* **TASK REQUIREMENTS**: Write out the listing below as a numbered list. Omit blank lines and leave out the pictures.

>> start DATA FOR THIS TASK

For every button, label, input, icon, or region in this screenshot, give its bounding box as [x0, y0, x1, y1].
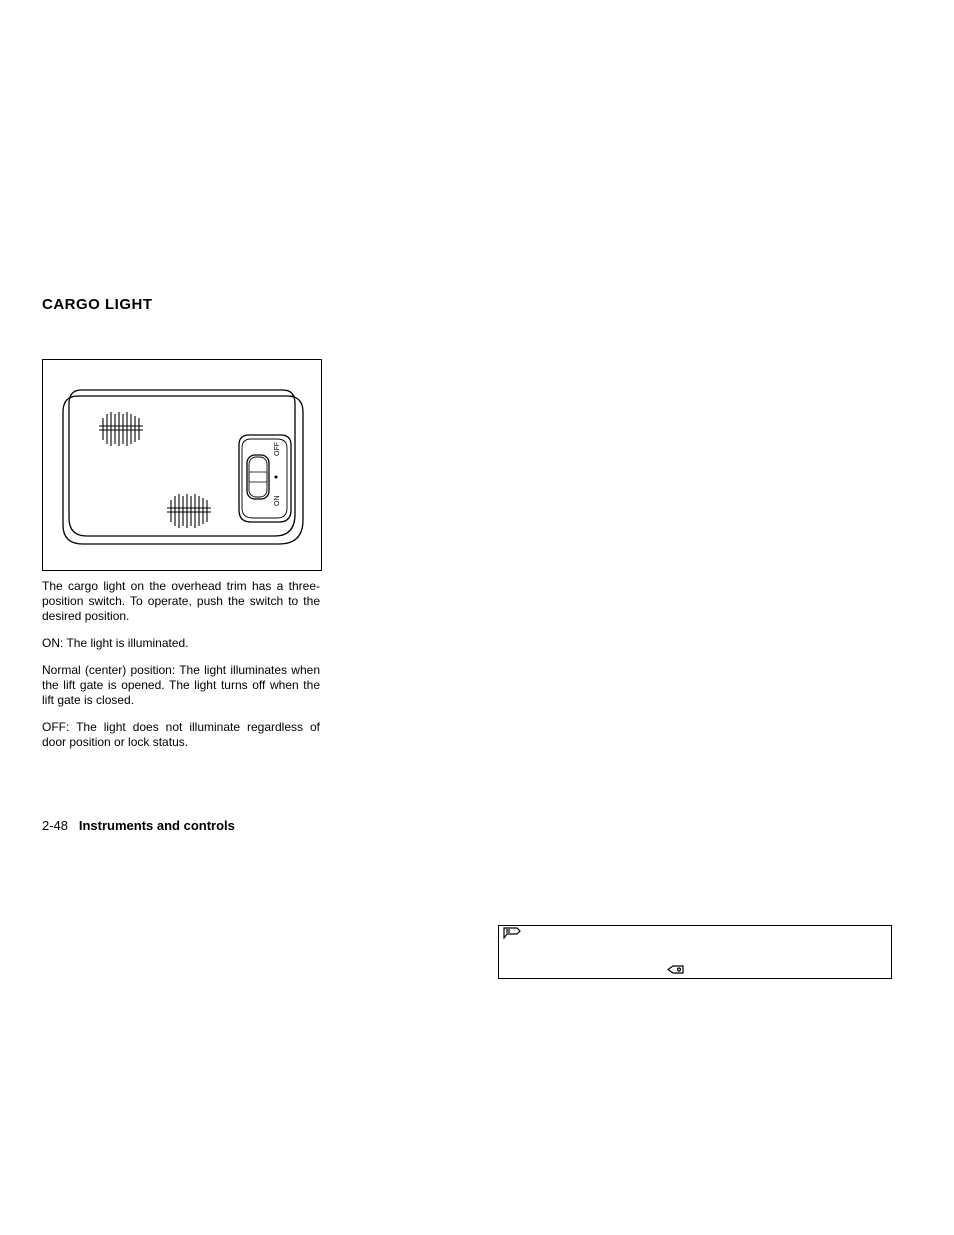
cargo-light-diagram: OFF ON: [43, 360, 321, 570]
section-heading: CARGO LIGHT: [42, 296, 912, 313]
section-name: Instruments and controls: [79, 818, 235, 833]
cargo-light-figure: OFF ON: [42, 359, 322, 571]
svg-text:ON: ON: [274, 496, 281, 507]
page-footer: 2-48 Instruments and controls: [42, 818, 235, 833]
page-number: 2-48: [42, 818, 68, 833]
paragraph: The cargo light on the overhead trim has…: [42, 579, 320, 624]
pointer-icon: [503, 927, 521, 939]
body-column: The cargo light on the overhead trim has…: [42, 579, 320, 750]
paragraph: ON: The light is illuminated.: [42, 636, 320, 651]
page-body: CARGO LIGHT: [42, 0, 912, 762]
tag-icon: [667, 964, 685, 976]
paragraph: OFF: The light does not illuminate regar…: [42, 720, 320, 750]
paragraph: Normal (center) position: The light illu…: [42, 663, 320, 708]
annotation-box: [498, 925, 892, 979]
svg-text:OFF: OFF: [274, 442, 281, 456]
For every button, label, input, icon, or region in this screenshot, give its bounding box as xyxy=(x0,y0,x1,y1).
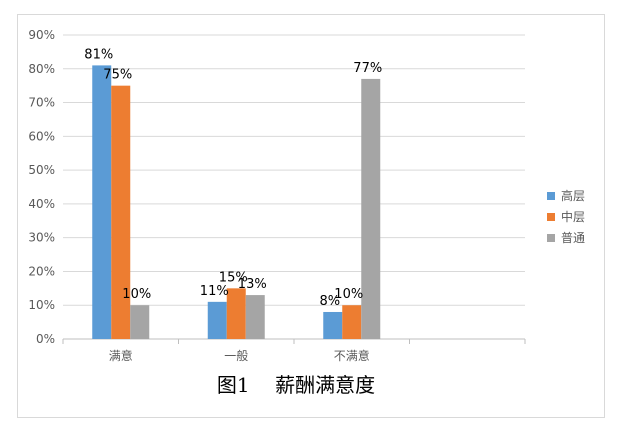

>> end DATA FOR THIS TASK

* **RESULT**:
1. For every button, label, input, icon, or region in this screenshot, give its bounding box as [x0, y0, x1, y1].
2. cargo-light-diagram: OFF ON: [43, 360, 321, 570]
3. section-heading: CARGO LIGHT: [42, 296, 912, 313]
4. section-name: Instruments and controls: [79, 818, 235, 833]
5. cargo-light-figure: OFF ON: [42, 359, 322, 571]
6. svg-text:ON: ON: [274, 496, 281, 507]
7. page-footer: 2-48 Instruments and controls: [42, 818, 235, 833]
8. page-number: 2-48: [42, 818, 68, 833]
9. paragraph: The cargo light on the overhead trim has…: [42, 579, 320, 624]
10. pointer-icon: [503, 927, 521, 939]
11. body-column: The cargo light on the overhead trim has…: [42, 579, 320, 750]
12. paragraph: ON: The light is illuminated.: [42, 636, 320, 651]
13. page-body: CARGO LIGHT: [42, 0, 912, 762]
14. tag-icon: [667, 964, 685, 976]
15. paragraph: OFF: The light does not illuminate regar…: [42, 720, 320, 750]
16. paragraph: Normal (center) position: The light illu…: [42, 663, 320, 708]
17. annotation-box: [498, 925, 892, 979]
18. svg-text:OFF: OFF: [274, 442, 281, 456]
19. For every button, label, input, icon, or region in this screenshot, give its bounding box as xyxy=(x0,y0,x1,y1).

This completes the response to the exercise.